Excerpted passage:
▼▼▼
When Britain Burned the White House

Home > Other > When Britain Burned the White House > Page 9
When Britain Burned the White House Page 9

by Peter Snow


  By this time – around ten o’clock – the first definitive message arrived relating to the whereabouts of the British. They were marching direct on Bladensburg. They would clearly attempt to cross the river at the bridge there and then descend on Washington. Winder, suddenly all action, ordered his whole army – including General Smith’s men in Washington – to put on all speed to Bladensburg and take up a defensive position there. Stansbury and his men were also ordered finally and emphatically to retrace their steps to Bladensburg. This time Stansbury promptly agreed. Winder departed, leaving Armstrong with Madison, who was clearly now deeply anxious about the likely outcome of a battle for Washington with his two top military men, Armstrong and Winder, so obviously at loggerheads. Madison later wrote that he turned to his War Secretary and ‘expressed to him my concern and surprise at the reserve he showed at the present crisis, and at the scruples I understood he had at offering his advice or opinions…’. And Madison went further. He said he himself would go to the front line and be ‘near at hand … to remove … any difficulty on the score of authority’ between Armstrong and Winder. Madison, who had no military experience, was in such despair at the prospects for the battle for Washington that he felt he had to go to the battlefield and oversee it himself. Armstrong rode off, soon to be followed by Madison and Richard Rush. Rush was by far the most junior member of the cabinet, but he was close to Madison: the President trusted him and felt comfortable with him at his side. As the two men rode away, Campbell, the Treasury Secretary, fearful for the President’s safety, handed Madison his brace of duelling pistols.

  John Pendleton Kennedy, still in his dancing shoes, was one of Stansbury’s men who had marched back and forth through the night. By morning he was ready to drop. ‘I slept as I walked. At every halt of a moment whole platoons laid down in the dusty road and slept till the officers gave the word to move on. How very weary I felt.’ At length they were allowed to lie in a field of stubble and grab some sleep. ‘Mine was the sleep of Endymion. When I awoke I was lying on my back with the hot sun of a summer’s morning beaming upon my face.’ By 11 a.m. he and all the other troops under Stansbury’s command were back at Bladensburg.
▲▲▲
Exercise instructions:
1. Condense the paragraph of the excerpt that begins "John Pendleton Kennedy, still in his dancing shoes" into a shorter version that retains its main facts.
2. Print the portion of the excerpt between "John Pendleton Kennedy, still" and "back at Bladensburg.", inclusive.
Use only the excerpt above to complete this work, not the records.

Excerpted records:
▼▼▼
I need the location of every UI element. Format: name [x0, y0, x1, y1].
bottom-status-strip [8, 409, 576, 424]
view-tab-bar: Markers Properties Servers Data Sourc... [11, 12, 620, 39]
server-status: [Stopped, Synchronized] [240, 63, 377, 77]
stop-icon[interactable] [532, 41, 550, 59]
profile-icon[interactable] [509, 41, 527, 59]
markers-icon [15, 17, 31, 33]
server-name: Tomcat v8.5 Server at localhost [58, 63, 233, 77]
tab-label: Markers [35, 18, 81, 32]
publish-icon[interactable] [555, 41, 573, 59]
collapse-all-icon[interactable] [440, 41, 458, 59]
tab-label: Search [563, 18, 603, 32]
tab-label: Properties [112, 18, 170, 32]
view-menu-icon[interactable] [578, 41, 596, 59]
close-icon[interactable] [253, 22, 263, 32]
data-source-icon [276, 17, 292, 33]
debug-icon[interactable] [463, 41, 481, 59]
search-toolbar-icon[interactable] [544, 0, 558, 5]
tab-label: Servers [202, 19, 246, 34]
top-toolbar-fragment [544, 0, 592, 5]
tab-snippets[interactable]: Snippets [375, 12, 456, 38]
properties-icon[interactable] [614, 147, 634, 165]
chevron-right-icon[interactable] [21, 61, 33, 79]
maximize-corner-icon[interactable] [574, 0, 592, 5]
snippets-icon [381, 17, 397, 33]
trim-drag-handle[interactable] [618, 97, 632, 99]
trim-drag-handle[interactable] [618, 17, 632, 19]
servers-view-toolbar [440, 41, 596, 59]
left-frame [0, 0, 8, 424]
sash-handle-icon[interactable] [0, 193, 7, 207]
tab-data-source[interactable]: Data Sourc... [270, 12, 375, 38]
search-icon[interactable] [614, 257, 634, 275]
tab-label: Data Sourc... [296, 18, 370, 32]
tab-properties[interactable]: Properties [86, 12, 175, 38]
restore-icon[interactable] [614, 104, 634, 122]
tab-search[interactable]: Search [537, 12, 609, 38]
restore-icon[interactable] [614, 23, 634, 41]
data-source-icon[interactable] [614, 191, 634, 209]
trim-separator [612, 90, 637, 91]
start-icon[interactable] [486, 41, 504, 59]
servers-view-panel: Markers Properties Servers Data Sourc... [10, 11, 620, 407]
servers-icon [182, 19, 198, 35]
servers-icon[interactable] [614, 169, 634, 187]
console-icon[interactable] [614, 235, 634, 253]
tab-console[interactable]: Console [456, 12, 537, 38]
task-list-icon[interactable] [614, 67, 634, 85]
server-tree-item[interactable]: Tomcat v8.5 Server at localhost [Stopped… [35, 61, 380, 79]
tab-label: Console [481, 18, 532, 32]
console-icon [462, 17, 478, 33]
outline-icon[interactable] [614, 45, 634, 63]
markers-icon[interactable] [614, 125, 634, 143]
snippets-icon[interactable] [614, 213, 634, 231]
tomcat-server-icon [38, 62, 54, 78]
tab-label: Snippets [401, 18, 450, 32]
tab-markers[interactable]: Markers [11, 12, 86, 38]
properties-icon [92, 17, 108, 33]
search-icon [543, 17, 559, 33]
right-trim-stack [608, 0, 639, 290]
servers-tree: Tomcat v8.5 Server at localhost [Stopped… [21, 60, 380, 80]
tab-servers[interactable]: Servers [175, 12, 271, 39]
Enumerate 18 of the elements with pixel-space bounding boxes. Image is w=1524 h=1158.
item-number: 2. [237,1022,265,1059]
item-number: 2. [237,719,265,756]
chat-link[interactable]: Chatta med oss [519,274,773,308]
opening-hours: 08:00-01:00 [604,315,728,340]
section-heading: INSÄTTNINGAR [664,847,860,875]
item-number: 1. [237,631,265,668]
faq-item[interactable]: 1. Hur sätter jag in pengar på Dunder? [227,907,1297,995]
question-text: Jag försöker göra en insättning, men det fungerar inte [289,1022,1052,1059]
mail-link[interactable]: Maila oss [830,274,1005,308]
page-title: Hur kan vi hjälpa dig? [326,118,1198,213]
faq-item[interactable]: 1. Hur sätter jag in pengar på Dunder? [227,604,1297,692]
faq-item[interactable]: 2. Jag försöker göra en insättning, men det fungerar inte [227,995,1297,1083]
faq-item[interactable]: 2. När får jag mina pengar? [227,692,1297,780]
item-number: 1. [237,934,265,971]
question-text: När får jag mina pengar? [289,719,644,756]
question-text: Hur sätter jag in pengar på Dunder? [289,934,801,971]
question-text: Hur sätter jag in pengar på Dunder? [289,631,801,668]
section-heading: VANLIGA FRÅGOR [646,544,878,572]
▲▲▲
Responses to the tasks:
1. John Pendleton Kennedy, one of Stansbury's men, had marched back and forth all night still wearing his dancing shoes. By morning he was exhausted and sleeping as he walked, and at every halt whole platoons lay down in the dusty road to sleep. The troops were eventually allowed to rest in a field of stubble, where Kennedy woke with the hot morning sun on his face. By 11 a.m., he and the rest of Stansbury's troops were back at Bladensburg.

2.
John Pendleton Kennedy, still in his dancing shoes, was one of Stansbury’s men who had marched back and forth through the night. By morning he was ready to drop. ‘I slept as I walked. At every halt of a moment whole platoons laid down in the dusty road and slept till the officers gave the word to move on. How very weary I felt.’ At length they were allowed to lie in a field of stubble and grab some sleep. ‘Mine was the sleep of Endymion. When I awoke I was lying on my back with the hot sun of a summer’s morning beaming upon my face.’ By 11 a.m. he and all the other troops under Stansbury’s command were back at Bladensburg.